** Start **
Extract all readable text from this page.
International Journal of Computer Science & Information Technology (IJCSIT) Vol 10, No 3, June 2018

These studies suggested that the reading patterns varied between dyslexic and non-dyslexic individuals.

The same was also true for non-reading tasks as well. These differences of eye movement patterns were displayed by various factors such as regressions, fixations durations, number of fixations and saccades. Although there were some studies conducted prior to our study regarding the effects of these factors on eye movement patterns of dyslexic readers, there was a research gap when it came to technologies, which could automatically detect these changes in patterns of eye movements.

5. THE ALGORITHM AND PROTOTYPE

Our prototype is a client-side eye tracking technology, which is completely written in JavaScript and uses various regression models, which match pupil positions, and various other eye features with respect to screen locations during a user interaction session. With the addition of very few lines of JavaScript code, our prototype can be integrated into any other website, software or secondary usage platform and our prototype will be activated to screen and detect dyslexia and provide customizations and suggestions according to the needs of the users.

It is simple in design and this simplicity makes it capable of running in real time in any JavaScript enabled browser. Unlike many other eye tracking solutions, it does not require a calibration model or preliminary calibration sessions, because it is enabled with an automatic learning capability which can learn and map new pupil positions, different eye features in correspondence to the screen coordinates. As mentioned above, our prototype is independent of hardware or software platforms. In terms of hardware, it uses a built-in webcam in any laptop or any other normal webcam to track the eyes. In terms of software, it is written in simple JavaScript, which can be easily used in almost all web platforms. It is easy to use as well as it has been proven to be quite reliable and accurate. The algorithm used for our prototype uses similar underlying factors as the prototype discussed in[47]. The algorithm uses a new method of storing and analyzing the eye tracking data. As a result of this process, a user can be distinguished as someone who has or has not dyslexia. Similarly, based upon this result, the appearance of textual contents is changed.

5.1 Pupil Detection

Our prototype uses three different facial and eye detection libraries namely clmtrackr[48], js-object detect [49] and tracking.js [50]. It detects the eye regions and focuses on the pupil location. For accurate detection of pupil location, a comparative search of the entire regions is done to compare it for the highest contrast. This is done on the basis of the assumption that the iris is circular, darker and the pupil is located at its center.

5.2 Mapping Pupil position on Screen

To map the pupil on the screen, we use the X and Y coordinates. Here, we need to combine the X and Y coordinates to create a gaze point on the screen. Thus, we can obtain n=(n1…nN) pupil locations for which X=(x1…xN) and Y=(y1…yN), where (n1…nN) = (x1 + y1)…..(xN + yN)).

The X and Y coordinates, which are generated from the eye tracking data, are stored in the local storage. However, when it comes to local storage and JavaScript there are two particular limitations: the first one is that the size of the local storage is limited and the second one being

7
** End **
**TASK GOAL**
Copy out all of the data exactly, leaving nothing out.

**EXERCISE RESPONSE**
Extract all readable text from this page.
International Journal of Computer Science & Information Technology (IJCSIT) Vol 10, No 3, June 2018

These studies suggested that the reading patterns varied between dyslexic and non-dyslexic individuals.

The same was also true for non-reading tasks as well. These differences of eye movement patterns were displayed by various factors such as regressions, fixations durations, number of fixations and saccades. Although there were some studies conducted prior to our study regarding the effects of these factors on eye movement patterns of dyslexic readers, there was a research gap when it came to technologies, which could automatically detect these changes in patterns of eye movements.

5. THE ALGORITHM AND PROTOTYPE

Our prototype is a client-side eye tracking technology, which is completely written in JavaScript and uses various regression models, which match pupil positions, and various other eye features with respect to screen locations during a user interaction session. With the addition of very few lines of JavaScript code, our prototype can be integrated into any other website, software or secondary usage platform and our prototype will be activated to screen and detect dyslexia and provide customizations and suggestions according to the needs of the users.

It is simple in design and this simplicity makes it capable of running in real time in any JavaScript enabled browser. Unlike many other eye tracking solutions, it does not require a calibration model or preliminary calibration sessions, because it is enabled with an automatic learning capability which can learn and map new pupil positions, different eye features in correspondence to the screen coordinates. As mentioned above, our prototype is independent of hardware or software platforms. In terms of hardware, it uses a built-in webcam in any laptop or any other normal webcam to track the eyes. In terms of software, it is written in simple JavaScript, which can be easily used in almost all web platforms. It is easy to use as well as it has been proven to be quite reliable and accurate. The algorithm used for our prototype uses similar underlying factors as the prototype discussed in[47]. The algorithm uses a new method of storing and analyzing the eye tracking data. As a result of this process, a user can be distinguished as someone who has or has not dyslexia. Similarly, based upon this result, the appearance of textual contents is changed.

5.1 Pupil Detection

Our prototype uses three different facial and eye detection libraries namely clmtrackr[48], js-object detect [49] and tracking.js [50]. It detects the eye regions and focuses on the pupil location. For accurate detection of pupil location, a comparative search of the entire regions is done to compare it for the highest contrast. This is done on the basis of the assumption that the iris is circular, darker and the pupil is located at its center.

5.2 Mapping Pupil position on Screen

To map the pupil on the screen, we use the X and Y coordinates. Here, we need to combine the X and Y coordinates to create a gaze point on the screen. Thus, we can obtain n=(n1…nN) pupil locations for which X=(x1…xN) and Y=(y1…yN), where (n1…nN) = (x1 + y1)…..(xN + yN)).

The X and Y coordinates, which are generated from the eye tracking data, are stored in the local storage. However, when it comes to local storage and JavaScript there are two particular limitations: the first one is that the size of the local storage is limited and the second one being

7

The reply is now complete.